Document page transcript entries:
------------------------

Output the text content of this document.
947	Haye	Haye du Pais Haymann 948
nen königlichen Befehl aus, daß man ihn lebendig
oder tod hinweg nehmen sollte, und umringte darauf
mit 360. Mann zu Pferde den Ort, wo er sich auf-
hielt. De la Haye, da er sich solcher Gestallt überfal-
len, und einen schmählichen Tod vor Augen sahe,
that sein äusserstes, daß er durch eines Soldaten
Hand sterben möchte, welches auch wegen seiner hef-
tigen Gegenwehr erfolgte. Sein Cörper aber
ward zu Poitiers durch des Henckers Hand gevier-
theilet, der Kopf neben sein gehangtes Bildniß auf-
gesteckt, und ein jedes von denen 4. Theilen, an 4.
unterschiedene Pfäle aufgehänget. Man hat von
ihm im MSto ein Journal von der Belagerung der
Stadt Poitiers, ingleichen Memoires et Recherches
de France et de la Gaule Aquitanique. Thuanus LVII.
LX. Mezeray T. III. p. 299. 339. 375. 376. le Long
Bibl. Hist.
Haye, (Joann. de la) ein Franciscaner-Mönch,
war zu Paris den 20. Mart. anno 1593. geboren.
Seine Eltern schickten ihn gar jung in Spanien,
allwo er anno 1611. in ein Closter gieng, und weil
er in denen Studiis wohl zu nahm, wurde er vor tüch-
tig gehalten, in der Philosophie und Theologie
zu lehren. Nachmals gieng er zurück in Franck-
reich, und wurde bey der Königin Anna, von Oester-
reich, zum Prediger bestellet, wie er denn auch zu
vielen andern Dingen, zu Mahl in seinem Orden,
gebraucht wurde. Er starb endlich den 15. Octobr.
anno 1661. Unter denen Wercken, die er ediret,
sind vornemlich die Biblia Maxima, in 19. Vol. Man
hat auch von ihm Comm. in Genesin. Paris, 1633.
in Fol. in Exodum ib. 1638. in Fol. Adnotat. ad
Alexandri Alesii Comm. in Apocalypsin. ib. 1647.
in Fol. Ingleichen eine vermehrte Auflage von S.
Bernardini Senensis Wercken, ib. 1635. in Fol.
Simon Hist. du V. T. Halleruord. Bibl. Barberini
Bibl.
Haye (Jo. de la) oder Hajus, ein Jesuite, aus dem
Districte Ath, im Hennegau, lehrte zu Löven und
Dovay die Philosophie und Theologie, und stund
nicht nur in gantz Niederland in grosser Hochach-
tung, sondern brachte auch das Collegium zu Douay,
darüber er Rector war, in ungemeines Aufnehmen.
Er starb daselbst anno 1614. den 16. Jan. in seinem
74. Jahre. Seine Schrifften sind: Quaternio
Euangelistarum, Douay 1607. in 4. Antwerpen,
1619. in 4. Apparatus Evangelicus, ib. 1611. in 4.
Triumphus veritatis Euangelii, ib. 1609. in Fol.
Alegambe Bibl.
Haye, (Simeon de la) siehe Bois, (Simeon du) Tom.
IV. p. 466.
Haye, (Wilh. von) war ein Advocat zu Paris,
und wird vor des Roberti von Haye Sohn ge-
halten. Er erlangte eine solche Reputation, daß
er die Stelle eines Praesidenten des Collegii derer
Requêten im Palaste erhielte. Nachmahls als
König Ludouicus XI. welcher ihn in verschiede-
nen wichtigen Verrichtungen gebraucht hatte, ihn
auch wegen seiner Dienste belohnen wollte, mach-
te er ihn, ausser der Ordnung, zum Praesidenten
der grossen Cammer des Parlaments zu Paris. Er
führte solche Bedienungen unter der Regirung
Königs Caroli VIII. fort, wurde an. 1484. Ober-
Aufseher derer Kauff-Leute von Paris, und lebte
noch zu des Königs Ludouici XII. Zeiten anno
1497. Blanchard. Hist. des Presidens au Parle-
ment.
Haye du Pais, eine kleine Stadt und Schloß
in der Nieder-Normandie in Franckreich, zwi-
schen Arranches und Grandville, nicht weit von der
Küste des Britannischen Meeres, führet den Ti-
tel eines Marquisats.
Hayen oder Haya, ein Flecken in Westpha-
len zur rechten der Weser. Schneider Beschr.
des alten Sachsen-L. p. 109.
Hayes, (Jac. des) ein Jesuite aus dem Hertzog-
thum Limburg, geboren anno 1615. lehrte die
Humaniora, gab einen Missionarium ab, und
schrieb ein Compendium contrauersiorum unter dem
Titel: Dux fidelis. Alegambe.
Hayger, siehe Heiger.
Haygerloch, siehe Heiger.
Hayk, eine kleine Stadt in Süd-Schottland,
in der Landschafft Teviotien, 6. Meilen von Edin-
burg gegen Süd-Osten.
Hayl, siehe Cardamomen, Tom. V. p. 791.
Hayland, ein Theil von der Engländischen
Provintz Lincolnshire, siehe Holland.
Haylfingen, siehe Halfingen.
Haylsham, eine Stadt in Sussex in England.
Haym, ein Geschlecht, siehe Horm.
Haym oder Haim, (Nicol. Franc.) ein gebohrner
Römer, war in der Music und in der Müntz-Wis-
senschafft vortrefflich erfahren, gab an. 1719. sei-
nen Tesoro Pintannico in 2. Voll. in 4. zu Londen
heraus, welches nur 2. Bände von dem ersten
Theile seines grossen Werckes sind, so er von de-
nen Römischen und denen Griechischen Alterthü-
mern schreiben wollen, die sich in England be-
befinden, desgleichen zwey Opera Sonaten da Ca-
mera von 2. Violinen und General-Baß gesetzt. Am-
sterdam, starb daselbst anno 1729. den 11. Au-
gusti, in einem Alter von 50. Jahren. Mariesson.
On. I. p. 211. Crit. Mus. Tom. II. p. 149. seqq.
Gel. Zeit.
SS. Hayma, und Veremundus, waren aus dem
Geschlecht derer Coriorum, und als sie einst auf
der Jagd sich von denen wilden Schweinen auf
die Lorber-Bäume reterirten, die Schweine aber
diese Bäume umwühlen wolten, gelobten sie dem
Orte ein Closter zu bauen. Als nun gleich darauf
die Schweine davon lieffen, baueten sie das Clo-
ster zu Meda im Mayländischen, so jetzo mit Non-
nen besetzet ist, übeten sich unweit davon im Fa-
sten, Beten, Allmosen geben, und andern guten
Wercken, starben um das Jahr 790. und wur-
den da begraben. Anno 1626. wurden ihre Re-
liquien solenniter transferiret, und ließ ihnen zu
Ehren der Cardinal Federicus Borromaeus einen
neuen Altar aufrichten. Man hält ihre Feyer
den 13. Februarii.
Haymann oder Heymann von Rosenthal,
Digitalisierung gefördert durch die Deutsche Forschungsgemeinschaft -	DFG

------------------------

> _Task to carry out_
Gather all lines from the records above in which "durch" appears.

> _Task output_
that sein äusserstes, daß er durch eines Soldaten
ward zu Poitiers durch des Henckers Hand gevier-
Digitalisierung gefördert durch die Deutsche Forschungsgemeinschaft -	DFG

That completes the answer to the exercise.